-- SET EXERCISE --
Check every line of the entries that follow, and copy the ones containing "мест".
»»
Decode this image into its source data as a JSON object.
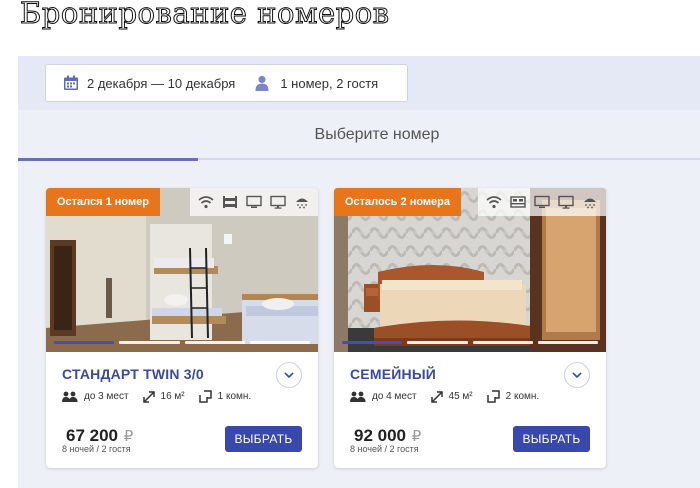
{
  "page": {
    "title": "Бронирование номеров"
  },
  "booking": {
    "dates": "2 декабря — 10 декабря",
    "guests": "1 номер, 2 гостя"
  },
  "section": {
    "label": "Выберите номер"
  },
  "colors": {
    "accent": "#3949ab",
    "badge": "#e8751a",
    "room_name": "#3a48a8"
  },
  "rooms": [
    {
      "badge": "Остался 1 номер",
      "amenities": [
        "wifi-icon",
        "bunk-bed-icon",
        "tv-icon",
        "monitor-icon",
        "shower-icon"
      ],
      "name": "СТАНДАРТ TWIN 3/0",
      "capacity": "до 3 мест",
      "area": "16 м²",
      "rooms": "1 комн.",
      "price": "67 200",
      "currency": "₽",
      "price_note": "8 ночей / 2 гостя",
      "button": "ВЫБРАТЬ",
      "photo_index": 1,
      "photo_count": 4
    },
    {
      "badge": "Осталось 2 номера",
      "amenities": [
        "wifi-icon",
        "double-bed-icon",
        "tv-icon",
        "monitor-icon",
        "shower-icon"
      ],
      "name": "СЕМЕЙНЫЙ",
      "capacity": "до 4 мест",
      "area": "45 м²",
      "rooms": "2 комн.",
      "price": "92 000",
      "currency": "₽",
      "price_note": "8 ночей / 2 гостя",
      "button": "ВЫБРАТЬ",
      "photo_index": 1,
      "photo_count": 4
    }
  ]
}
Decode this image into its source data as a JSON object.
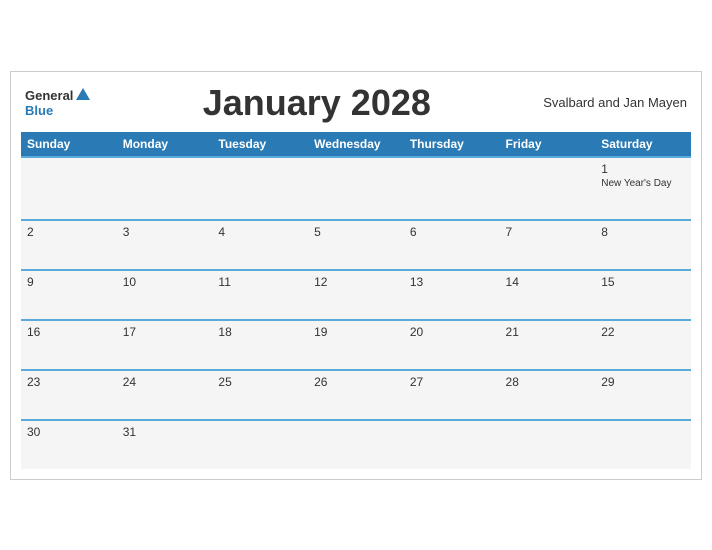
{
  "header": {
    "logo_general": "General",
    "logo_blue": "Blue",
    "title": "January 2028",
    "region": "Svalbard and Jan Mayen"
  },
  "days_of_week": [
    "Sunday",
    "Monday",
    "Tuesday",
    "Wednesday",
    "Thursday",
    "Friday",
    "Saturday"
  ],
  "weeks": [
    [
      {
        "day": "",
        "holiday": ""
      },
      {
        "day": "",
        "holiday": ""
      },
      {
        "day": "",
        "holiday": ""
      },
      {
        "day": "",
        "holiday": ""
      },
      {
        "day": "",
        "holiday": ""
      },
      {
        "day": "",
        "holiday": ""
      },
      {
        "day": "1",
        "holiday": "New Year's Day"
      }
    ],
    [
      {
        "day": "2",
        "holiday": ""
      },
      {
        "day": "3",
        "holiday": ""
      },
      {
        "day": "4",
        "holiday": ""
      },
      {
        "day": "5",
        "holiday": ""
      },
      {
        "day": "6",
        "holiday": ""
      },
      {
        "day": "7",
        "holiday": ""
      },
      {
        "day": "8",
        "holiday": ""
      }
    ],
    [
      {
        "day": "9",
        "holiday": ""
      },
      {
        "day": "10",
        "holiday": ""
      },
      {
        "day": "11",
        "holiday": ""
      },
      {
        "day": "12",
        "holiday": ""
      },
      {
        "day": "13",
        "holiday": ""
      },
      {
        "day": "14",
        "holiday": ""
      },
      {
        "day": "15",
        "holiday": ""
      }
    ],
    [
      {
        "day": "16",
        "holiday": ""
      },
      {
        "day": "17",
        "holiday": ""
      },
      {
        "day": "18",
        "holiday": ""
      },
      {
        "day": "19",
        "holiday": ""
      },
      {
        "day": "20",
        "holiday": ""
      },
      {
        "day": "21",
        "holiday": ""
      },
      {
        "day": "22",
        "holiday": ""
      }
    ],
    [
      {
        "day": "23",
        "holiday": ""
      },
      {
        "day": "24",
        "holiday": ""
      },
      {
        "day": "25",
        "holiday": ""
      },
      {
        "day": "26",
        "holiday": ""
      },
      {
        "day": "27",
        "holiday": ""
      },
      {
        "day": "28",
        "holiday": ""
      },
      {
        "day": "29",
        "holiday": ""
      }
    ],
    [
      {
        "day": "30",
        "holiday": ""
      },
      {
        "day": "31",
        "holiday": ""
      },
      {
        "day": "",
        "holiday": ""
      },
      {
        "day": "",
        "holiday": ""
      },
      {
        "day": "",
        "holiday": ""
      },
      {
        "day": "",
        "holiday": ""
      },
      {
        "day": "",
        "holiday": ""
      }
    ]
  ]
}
««
-- THE RESPONSE --
      "capacity": "до 3 мест",
      "capacity": "до 4 мест",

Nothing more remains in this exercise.